» Given data:
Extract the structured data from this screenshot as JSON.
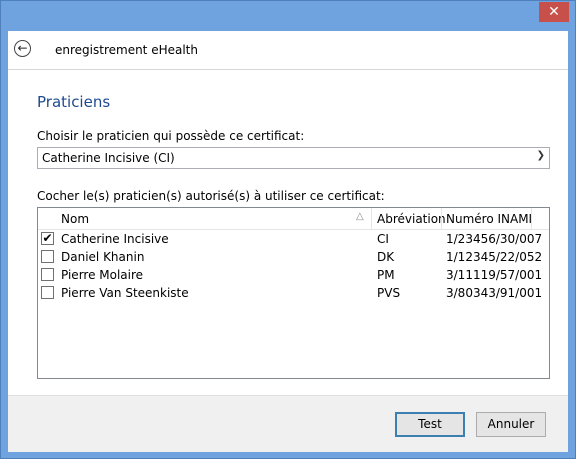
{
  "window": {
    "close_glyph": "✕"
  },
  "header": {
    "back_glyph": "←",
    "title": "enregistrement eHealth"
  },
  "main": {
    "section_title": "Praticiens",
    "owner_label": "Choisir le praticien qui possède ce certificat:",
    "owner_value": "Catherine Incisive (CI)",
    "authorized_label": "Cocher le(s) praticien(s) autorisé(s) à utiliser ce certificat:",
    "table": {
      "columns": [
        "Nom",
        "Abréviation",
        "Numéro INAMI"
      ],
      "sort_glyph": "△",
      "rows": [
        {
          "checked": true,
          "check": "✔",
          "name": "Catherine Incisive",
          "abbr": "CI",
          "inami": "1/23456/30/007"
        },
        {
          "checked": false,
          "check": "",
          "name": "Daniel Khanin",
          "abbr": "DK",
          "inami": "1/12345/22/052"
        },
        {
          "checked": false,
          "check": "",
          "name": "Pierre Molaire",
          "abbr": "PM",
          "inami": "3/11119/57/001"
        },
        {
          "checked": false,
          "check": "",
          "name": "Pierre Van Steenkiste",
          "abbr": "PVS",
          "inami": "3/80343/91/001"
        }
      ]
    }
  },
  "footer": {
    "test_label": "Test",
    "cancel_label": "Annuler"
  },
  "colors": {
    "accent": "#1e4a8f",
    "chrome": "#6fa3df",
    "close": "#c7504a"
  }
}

* * *

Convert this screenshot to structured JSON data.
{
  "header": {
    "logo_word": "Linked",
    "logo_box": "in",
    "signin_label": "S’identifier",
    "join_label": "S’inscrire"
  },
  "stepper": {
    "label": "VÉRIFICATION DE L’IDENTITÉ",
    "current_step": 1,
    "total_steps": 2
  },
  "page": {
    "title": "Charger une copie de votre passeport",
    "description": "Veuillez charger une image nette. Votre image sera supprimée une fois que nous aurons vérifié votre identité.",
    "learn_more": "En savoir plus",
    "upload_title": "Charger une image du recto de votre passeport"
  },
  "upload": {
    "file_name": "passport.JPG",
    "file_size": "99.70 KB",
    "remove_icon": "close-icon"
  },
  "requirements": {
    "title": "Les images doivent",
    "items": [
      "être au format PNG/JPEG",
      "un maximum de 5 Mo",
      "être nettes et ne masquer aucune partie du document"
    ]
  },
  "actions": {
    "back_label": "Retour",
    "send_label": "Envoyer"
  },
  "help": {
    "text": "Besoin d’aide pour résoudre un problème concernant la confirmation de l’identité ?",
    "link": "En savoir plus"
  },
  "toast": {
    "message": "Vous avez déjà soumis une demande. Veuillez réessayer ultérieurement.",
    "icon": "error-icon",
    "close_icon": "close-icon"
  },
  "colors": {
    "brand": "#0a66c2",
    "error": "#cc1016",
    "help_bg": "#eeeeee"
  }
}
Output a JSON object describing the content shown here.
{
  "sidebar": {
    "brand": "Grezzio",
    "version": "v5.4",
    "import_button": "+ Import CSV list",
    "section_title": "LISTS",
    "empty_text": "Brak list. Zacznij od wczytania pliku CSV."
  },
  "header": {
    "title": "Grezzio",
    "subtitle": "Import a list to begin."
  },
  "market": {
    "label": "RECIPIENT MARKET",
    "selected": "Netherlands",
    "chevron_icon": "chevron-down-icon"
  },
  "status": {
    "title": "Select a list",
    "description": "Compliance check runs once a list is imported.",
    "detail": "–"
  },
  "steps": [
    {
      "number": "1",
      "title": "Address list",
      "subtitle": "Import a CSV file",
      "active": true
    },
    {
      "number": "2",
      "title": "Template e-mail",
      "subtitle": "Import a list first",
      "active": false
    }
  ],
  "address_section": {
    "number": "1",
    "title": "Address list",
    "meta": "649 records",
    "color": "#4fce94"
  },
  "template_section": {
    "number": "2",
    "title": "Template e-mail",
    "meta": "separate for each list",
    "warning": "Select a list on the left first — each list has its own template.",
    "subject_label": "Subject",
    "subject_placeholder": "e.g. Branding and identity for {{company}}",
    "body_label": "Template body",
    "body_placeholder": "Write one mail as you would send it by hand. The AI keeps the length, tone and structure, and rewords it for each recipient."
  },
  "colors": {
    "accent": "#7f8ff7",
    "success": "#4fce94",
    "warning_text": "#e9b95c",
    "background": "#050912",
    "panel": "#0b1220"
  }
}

» Directive:
Filter the entries down to the lines containing "first". Copy each of those lines.

» Response to the exercise:
      "subtitle": "Import a list first",
    "warning": "Select a list on the left first — each list has its own template.",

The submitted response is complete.